# [Problem to work on]
Copy out the listing exactly.

(Dataset items)
^^^^^^^^

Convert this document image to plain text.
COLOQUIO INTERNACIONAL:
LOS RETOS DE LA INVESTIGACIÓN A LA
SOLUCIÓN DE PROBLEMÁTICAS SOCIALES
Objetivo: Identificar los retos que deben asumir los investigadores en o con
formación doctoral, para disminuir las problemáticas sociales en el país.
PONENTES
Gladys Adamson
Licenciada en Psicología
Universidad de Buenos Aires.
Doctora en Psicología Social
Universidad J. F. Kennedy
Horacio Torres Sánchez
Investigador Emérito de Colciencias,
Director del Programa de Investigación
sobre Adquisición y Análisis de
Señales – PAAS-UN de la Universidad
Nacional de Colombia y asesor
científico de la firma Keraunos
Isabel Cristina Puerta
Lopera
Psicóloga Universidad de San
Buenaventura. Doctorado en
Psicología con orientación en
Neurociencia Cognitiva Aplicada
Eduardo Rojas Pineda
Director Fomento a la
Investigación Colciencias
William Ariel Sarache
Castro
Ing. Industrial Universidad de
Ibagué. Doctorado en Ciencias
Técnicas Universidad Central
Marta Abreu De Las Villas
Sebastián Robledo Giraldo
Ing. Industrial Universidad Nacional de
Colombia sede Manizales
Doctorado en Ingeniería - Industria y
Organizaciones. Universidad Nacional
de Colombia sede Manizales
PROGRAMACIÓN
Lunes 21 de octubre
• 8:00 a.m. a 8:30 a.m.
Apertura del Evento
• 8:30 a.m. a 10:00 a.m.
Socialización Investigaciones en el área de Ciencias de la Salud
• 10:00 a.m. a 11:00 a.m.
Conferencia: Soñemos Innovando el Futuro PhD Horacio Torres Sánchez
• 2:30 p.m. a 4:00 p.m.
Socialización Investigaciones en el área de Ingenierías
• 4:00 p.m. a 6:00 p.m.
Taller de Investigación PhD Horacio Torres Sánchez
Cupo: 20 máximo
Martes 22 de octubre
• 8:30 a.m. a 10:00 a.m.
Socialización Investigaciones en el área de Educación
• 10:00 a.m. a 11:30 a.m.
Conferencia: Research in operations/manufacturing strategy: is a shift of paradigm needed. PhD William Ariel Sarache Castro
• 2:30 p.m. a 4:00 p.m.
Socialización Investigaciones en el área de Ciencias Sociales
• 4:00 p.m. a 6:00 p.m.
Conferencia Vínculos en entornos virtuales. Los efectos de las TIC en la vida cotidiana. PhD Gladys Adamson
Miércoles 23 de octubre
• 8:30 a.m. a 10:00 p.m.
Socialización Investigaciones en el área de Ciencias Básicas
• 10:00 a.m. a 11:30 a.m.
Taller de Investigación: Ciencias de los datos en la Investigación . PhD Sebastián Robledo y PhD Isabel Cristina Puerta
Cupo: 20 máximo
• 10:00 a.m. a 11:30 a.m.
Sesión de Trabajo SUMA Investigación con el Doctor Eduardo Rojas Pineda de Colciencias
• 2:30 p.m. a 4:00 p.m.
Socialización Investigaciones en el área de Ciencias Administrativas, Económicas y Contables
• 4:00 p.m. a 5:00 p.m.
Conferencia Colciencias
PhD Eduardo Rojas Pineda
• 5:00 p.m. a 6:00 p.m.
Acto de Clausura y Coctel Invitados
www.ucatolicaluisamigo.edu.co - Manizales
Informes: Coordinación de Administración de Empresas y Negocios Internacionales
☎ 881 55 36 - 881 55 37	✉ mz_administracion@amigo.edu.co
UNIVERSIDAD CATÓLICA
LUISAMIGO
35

^^^^^^^^

# [Answer below]
Convert this document image to plain text.
COLOQUIO INTERNACIONAL:
LOS RETOS DE LA INVESTIGACIÓN A LA
SOLUCIÓN DE PROBLEMÁTICAS SOCIALES
Objetivo: Identificar los retos que deben asumir los investigadores en o con
formación doctoral, para disminuir las problemáticas sociales en el país.
PONENTES
Gladys Adamson
Licenciada en Psicología
Universidad de Buenos Aires.
Doctora en Psicología Social
Universidad J. F. Kennedy
Horacio Torres Sánchez
Investigador Emérito de Colciencias,
Director del Programa de Investigación
sobre Adquisición y Análisis de
Señales – PAAS-UN de la Universidad
Nacional de Colombia y asesor
científico de la firma Keraunos
Isabel Cristina Puerta
Lopera
Psicóloga Universidad de San
Buenaventura. Doctorado en
Psicología con orientación en
Neurociencia Cognitiva Aplicada
Eduardo Rojas Pineda
Director Fomento a la
Investigación Colciencias
William Ariel Sarache
Castro
Ing. Industrial Universidad de
Ibagué. Doctorado en Ciencias
Técnicas Universidad Central
Marta Abreu De Las Villas
Sebastián Robledo Giraldo
Ing. Industrial Universidad Nacional de
Colombia sede Manizales
Doctorado en Ingeniería - Industria y
Organizaciones. Universidad Nacional
de Colombia sede Manizales
PROGRAMACIÓN
Lunes 21 de octubre
• 8:00 a.m. a 8:30 a.m.
Apertura del Evento
• 8:30 a.m. a 10:00 a.m.
Socialización Investigaciones en el área de Ciencias de la Salud
• 10:00 a.m. a 11:00 a.m.
Conferencia: Soñemos Innovando el Futuro PhD Horacio Torres Sánchez
• 2:30 p.m. a 4:00 p.m.
Socialización Investigaciones en el área de Ingenierías
• 4:00 p.m. a 6:00 p.m.
Taller de Investigación PhD Horacio Torres Sánchez
Cupo: 20 máximo
Martes 22 de octubre
• 8:30 a.m. a 10:00 a.m.
Socialización Investigaciones en el área de Educación
• 10:00 a.m. a 11:30 a.m.
Conferencia: Research in operations/manufacturing strategy: is a shift of paradigm needed. PhD William Ariel Sarache Castro
• 2:30 p.m. a 4:00 p.m.
Socialización Investigaciones en el área de Ciencias Sociales
• 4:00 p.m. a 6:00 p.m.
Conferencia Vínculos en entornos virtuales. Los efectos de las TIC en la vida cotidiana. PhD Gladys Adamson
Miércoles 23 de octubre
• 8:30 a.m. a 10:00 p.m.
Socialización Investigaciones en el área de Ciencias Básicas
• 10:00 a.m. a 11:30 a.m.
Taller de Investigación: Ciencias de los datos en la Investigación . PhD Sebastián Robledo y PhD Isabel Cristina Puerta
Cupo: 20 máximo
• 10:00 a.m. a 11:30 a.m.
Sesión de Trabajo SUMA Investigación con el Doctor Eduardo Rojas Pineda de Colciencias
• 2:30 p.m. a 4:00 p.m.
Socialización Investigaciones en el área de Ciencias Administrativas, Económicas y Contables
• 4:00 p.m. a 5:00 p.m.
Conferencia Colciencias
PhD Eduardo Rojas Pineda
• 5:00 p.m. a 6:00 p.m.
Acto de Clausura y Coctel Invitados
www.ucatolicaluisamigo.edu.co - Manizales
Informes: Coordinación de Administración de Empresas y Negocios Internacionales
☎ 881 55 36 - 881 55 37	✉ mz_administracion@amigo.edu.co
UNIVERSIDAD CATÓLICA
LUISAMIGO
35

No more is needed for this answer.